§ AIM OF THE TASK
Locate all lines with the word "this". Copy them.

* Start *

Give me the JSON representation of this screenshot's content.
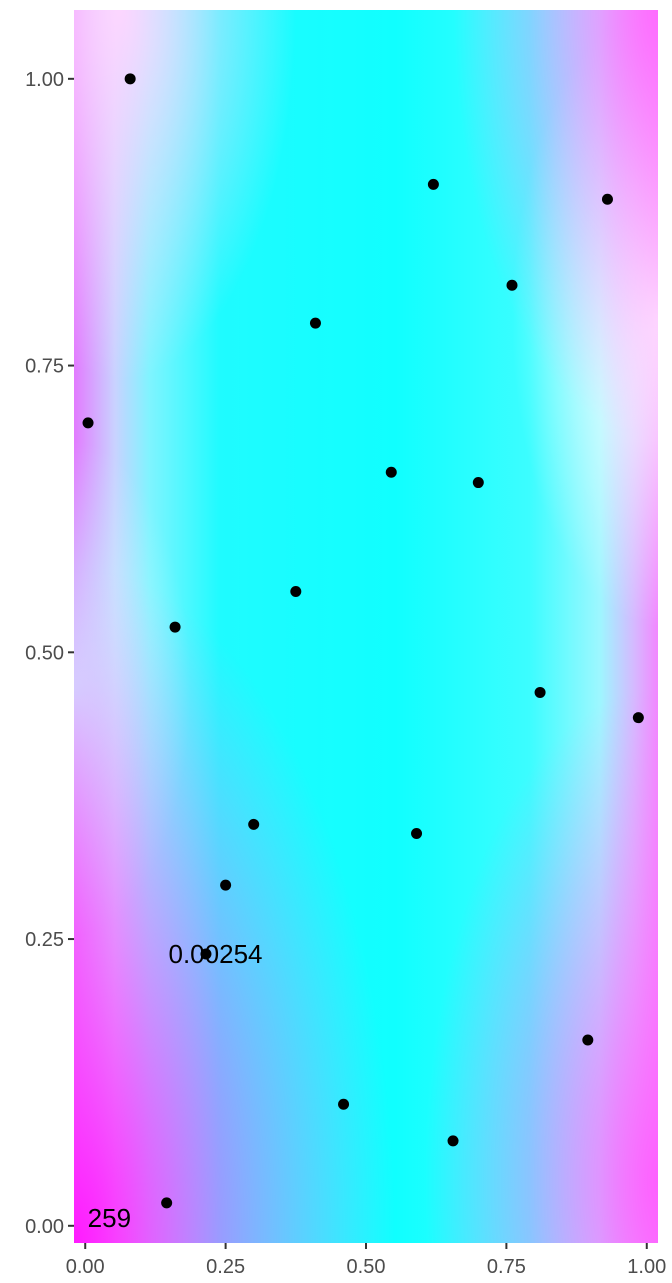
{
  "chart_data": {
    "type": "scatter",
    "title": "",
    "xlabel": "",
    "ylabel": "",
    "xlim": [
      -0.02,
      1.02
    ],
    "ylim": [
      -0.015,
      1.06
    ],
    "grid": false,
    "legend": "none",
    "background": "continuous color field (cyan center, magenta at left/right edges and bottom-left corner)",
    "colors": {
      "points": "#000000",
      "field_mid": "#00ffff",
      "field_edge": "#ff00ff",
      "tick": "#4d4d4d"
    },
    "x_ticks": [
      "0.00",
      "0.25",
      "0.50",
      "0.75",
      "1.00"
    ],
    "y_ticks": [
      "0.00",
      "0.25",
      "0.50",
      "0.75",
      "1.00"
    ],
    "x_tick_values": [
      0,
      0.25,
      0.5,
      0.75,
      1
    ],
    "y_tick_values": [
      0,
      0.25,
      0.5,
      0.75,
      1
    ],
    "points": [
      {
        "x": 0.08,
        "y": 1.0
      },
      {
        "x": 0.62,
        "y": 0.908
      },
      {
        "x": 0.93,
        "y": 0.895
      },
      {
        "x": 0.76,
        "y": 0.82
      },
      {
        "x": 0.41,
        "y": 0.787
      },
      {
        "x": 0.005,
        "y": 0.7
      },
      {
        "x": 0.545,
        "y": 0.657
      },
      {
        "x": 0.7,
        "y": 0.648
      },
      {
        "x": 0.375,
        "y": 0.553
      },
      {
        "x": 0.16,
        "y": 0.522
      },
      {
        "x": 0.81,
        "y": 0.465
      },
      {
        "x": 0.985,
        "y": 0.443
      },
      {
        "x": 0.3,
        "y": 0.35
      },
      {
        "x": 0.59,
        "y": 0.342
      },
      {
        "x": 0.25,
        "y": 0.297
      },
      {
        "x": 0.215,
        "y": 0.237
      },
      {
        "x": 0.895,
        "y": 0.162
      },
      {
        "x": 0.46,
        "y": 0.106
      },
      {
        "x": 0.655,
        "y": 0.074
      },
      {
        "x": 0.145,
        "y": 0.02
      }
    ],
    "annotations": [
      {
        "text": "0.00254",
        "x": 0.232,
        "y": 0.237
      },
      {
        "text": "259",
        "x": 0.043,
        "y": 0.007
      }
    ]
  }
}
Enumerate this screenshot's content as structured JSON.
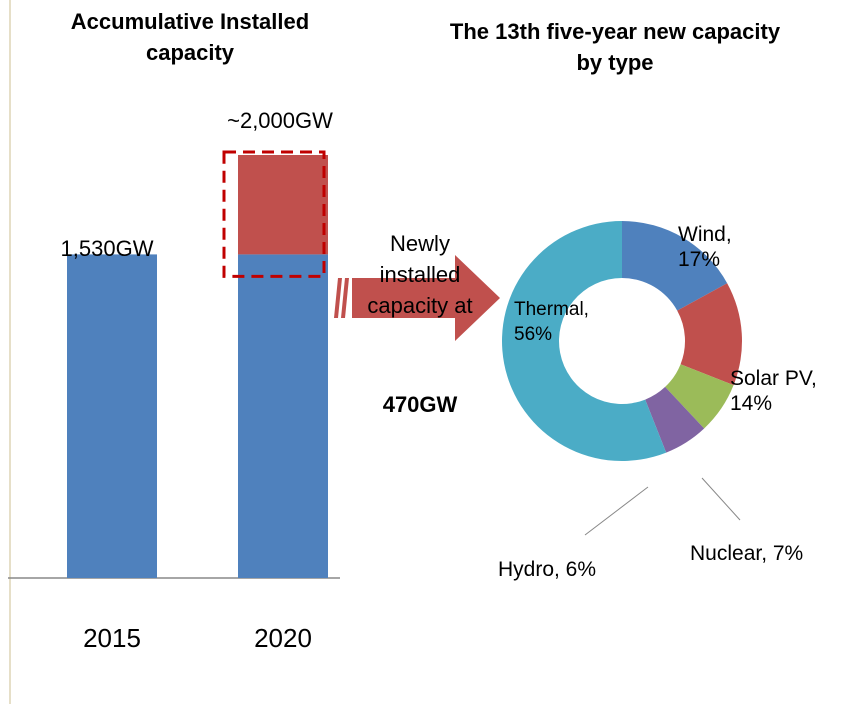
{
  "chart_data": [
    {
      "type": "bar",
      "title": "Accumulative Installed capacity",
      "categories": [
        "2015",
        "2020"
      ],
      "series": [
        {
          "color": "#4f81bd",
          "values": [
            1530,
            1530
          ],
          "value_labels": [
            "1,530GW",
            null
          ]
        },
        {
          "color": "#c0504d",
          "values": [
            null,
            470
          ],
          "value_labels": [
            null,
            "470GW"
          ]
        }
      ],
      "annotations": [
        "~2,000GW",
        "Newly installed capacity at"
      ]
    },
    {
      "type": "donut",
      "title": "The 13th five-year new capacity by type",
      "values": [
        17,
        14,
        7,
        6,
        56
      ],
      "value_labels": [
        "Wind, 17%",
        "Solar PV, 14%",
        "Nuclear, 7%",
        "Hydro, 6%",
        "Thermal, 56%"
      ],
      "colors": [
        "#4f81bd",
        "#c0504d",
        "#9bbb59",
        "#8064a2",
        "#4bacc6"
      ]
    }
  ]
}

* End *

§ CORRECT RESPONSE
Give me the JSON representation of this screenshot's content.
Enumerate this screenshot's content as structured JSON.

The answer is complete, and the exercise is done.